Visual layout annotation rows
****************************************

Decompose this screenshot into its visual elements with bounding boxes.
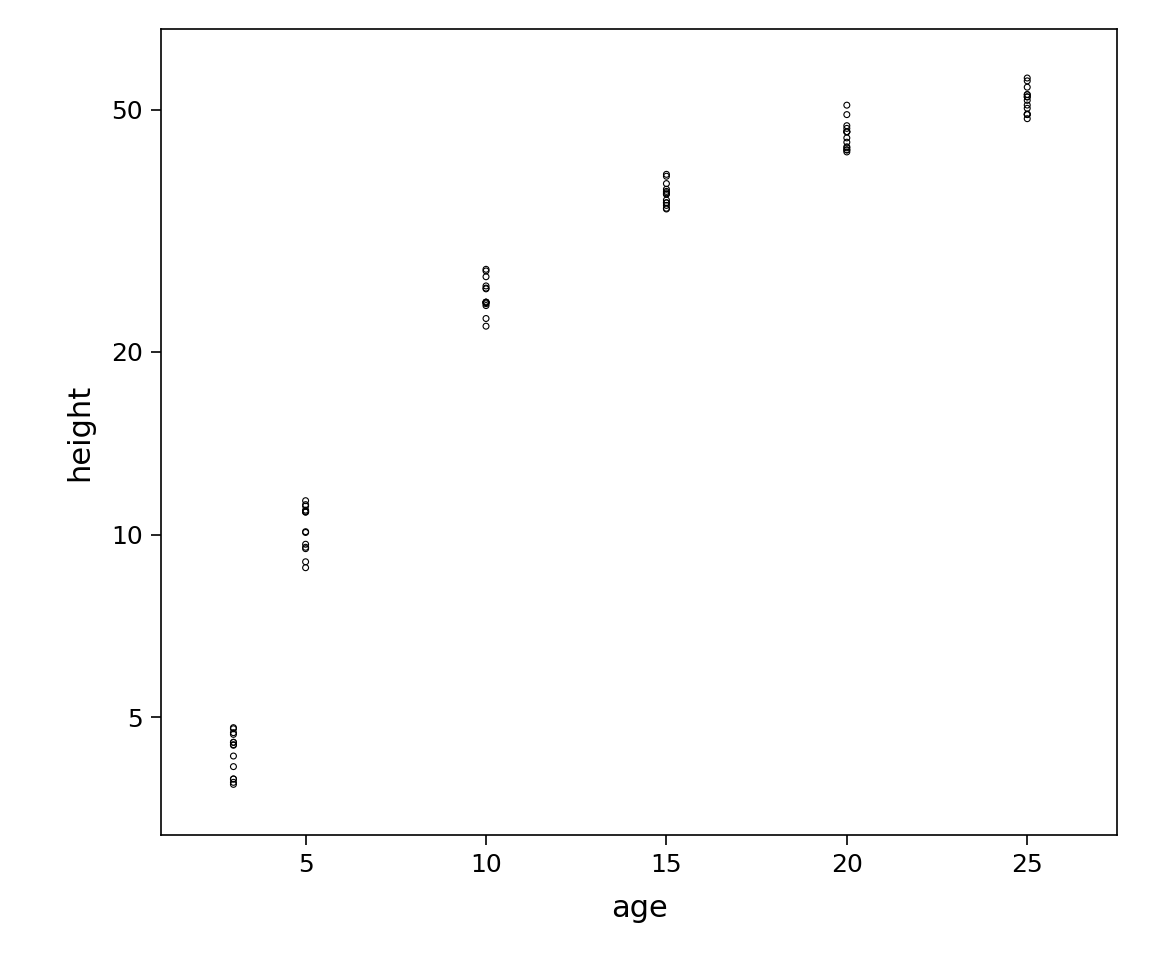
Point	[657, 198, 675, 213]
Point	[838, 124, 856, 139]
Point	[477, 298, 495, 313]
Point	[1018, 73, 1037, 88]
Point	[657, 169, 675, 184]
Point	[1018, 111, 1037, 127]
Point	[296, 540, 314, 555]
Point	[1018, 87, 1037, 103]
Point	[225, 737, 243, 753]
Point	[296, 541, 314, 557]
Point	[657, 195, 675, 210]
Point	[1018, 107, 1037, 122]
Point	[296, 554, 314, 569]
Point	[657, 192, 675, 207]
Point	[477, 269, 495, 284]
Point	[657, 181, 675, 197]
Point	[1018, 87, 1037, 103]
Point	[657, 186, 675, 202]
Point	[225, 727, 243, 742]
Point	[225, 720, 243, 735]
Point	[477, 311, 495, 326]
Point	[296, 493, 314, 509]
Point	[838, 118, 856, 133]
Point	[296, 504, 314, 519]
Point	[296, 525, 314, 540]
X-axis label: age: age	[611, 894, 668, 923]
Point	[838, 107, 856, 122]
Point	[296, 504, 314, 519]
Point	[296, 504, 314, 519]
Point	[296, 524, 314, 540]
Point	[225, 721, 243, 736]
Point	[225, 771, 243, 786]
Point	[838, 139, 856, 155]
Point	[1018, 97, 1037, 112]
Point	[657, 167, 675, 182]
Point	[225, 777, 243, 792]
Point	[477, 281, 495, 297]
Point	[296, 498, 314, 514]
Point	[657, 176, 675, 191]
Point	[838, 121, 856, 136]
Point	[657, 195, 675, 210]
Point	[477, 296, 495, 311]
Point	[225, 759, 243, 775]
Point	[1018, 107, 1037, 122]
Point	[296, 537, 314, 552]
Point	[838, 134, 856, 150]
Point	[1018, 80, 1037, 95]
Point	[477, 278, 495, 294]
Point	[477, 263, 495, 278]
Point	[838, 124, 856, 139]
Point	[838, 140, 856, 156]
Point	[477, 280, 495, 296]
Y-axis label: height: height	[66, 383, 94, 481]
Point	[225, 737, 243, 753]
Point	[225, 749, 243, 764]
Point	[477, 295, 495, 310]
Point	[296, 502, 314, 517]
Point	[477, 319, 495, 334]
Point	[1018, 70, 1037, 85]
Point	[1018, 89, 1037, 105]
Point	[1018, 107, 1037, 122]
Point	[1018, 89, 1037, 105]
Point	[477, 295, 495, 310]
Point	[477, 262, 495, 277]
Point	[1018, 93, 1037, 108]
Point	[657, 185, 675, 201]
Point	[838, 144, 856, 159]
Point	[657, 186, 675, 202]
Point	[657, 183, 675, 199]
Point	[657, 202, 675, 217]
Point	[296, 560, 314, 575]
Point	[225, 775, 243, 790]
Point	[477, 295, 495, 310]
Point	[477, 295, 495, 310]
Point	[225, 734, 243, 750]
Point	[838, 98, 856, 113]
Point	[1018, 101, 1037, 116]
Point	[225, 771, 243, 786]
Point	[838, 142, 856, 157]
Point	[838, 142, 856, 157]
Point	[225, 725, 243, 740]
Point	[657, 201, 675, 216]
Point	[225, 734, 243, 750]
Point	[838, 124, 856, 139]
Point	[296, 497, 314, 513]
Point	[838, 131, 856, 146]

****************************************

**WRITTEN EXERCISE**
Put the rows from the line containing "198, 675, 213]" to the line containing "541, 314, 557]", both ends included, into a numbered list, and leave out any blank lines.

**OUTPUT OF THE EXERCISE**
1. Point	[657, 198, 675, 213]
2. Point	[838, 124, 856, 139]
3. Point	[477, 298, 495, 313]
4. Point	[1018, 73, 1037, 88]
5. Point	[657, 169, 675, 184]
6. Point	[1018, 111, 1037, 127]
7. Point	[296, 540, 314, 555]
8. Point	[1018, 87, 1037, 103]
9. Point	[225, 737, 243, 753]
10. Point	[296, 541, 314, 557]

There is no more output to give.